Direction.
Please copy all the lines that follow, word for word.

Record excerpts.
┌──

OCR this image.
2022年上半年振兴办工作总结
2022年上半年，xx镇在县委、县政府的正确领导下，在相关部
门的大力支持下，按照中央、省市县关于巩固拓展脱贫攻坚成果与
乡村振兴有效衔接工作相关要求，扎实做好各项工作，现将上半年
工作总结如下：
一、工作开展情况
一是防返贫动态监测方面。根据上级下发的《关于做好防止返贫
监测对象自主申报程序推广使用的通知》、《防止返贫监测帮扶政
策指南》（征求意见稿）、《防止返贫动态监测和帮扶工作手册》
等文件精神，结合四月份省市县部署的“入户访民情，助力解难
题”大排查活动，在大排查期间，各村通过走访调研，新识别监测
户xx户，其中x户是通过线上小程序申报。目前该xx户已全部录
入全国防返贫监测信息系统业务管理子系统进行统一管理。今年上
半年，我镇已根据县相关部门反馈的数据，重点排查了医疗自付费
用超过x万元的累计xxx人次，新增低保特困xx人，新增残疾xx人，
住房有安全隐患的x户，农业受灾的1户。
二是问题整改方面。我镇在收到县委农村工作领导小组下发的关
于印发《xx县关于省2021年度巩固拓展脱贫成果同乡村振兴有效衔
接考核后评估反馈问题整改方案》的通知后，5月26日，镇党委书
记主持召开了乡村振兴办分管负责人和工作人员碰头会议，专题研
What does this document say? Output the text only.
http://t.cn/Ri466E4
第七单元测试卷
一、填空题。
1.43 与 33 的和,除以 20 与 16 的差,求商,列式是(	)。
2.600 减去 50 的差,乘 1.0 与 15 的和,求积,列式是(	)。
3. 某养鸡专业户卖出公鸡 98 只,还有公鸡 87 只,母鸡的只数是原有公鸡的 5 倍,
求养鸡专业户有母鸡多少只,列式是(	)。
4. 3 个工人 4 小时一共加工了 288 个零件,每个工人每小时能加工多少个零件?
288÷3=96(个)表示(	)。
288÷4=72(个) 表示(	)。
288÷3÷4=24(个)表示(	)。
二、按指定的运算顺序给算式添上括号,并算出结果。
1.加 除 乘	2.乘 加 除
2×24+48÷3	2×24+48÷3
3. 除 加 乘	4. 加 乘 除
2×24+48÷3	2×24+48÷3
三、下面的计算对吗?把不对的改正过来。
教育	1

└──

Result below.
OCR this image.
2022年上半年振兴办工作总结
2022年上半年，xx镇在县委、县政府的正确领导下，在相关部
门的大力支持下，按照中央、省市县关于巩固拓展脱贫攻坚成果与
乡村振兴有效衔接工作相关要求，扎实做好各项工作，现将上半年
工作总结如下：
一、工作开展情况
一是防返贫动态监测方面。根据上级下发的《关于做好防止返贫
监测对象自主申报程序推广使用的通知》、《防止返贫监测帮扶政
策指南》（征求意见稿）、《防止返贫动态监测和帮扶工作手册》
等文件精神，结合四月份省市县部署的“入户访民情，助力解难
题”大排查活动，在大排查期间，各村通过走访调研，新识别监测
户xx户，其中x户是通过线上小程序申报。目前该xx户已全部录
入全国防返贫监测信息系统业务管理子系统进行统一管理。今年上
半年，我镇已根据县相关部门反馈的数据，重点排查了医疗自付费
用超过x万元的累计xxx人次，新增低保特困xx人，新增残疾xx人，
住房有安全隐患的x户，农业受灾的1户。
二是问题整改方面。我镇在收到县委农村工作领导小组下发的关
于印发《xx县关于省2021年度巩固拓展脱贫成果同乡村振兴有效衔
接考核后评估反馈问题整改方案》的通知后，5月26日，镇党委书
记主持召开了乡村振兴办分管负责人和工作人员碰头会议，专题研
What does this document say? Output the text only.
http://t.cn/Ri466E4
第七单元测试卷
一、填空题。
1.43 与 33 的和,除以 20 与 16 的差,求商,列式是(	)。
2.600 减去 50 的差,乘 1.0 与 15 的和,求积,列式是(	)。
3. 某养鸡专业户卖出公鸡 98 只,还有公鸡 87 只,母鸡的只数是原有公鸡的 5 倍,
求养鸡专业户有母鸡多少只,列式是(	)。
4. 3 个工人 4 小时一共加工了 288 个零件,每个工人每小时能加工多少个零件?
288÷3=96(个)表示(	)。
288÷4=72(个) 表示(	)。
288÷3÷4=24(个)表示(	)。
二、按指定的运算顺序给算式添上括号,并算出结果。
1.加 除 乘	2.乘 加 除
2×24+48÷3	2×24+48÷3
3. 除 加 乘	4. 加 乘 除
2×24+48÷3	2×24+48÷3
三、下面的计算对吗?把不对的改正过来。
教育	1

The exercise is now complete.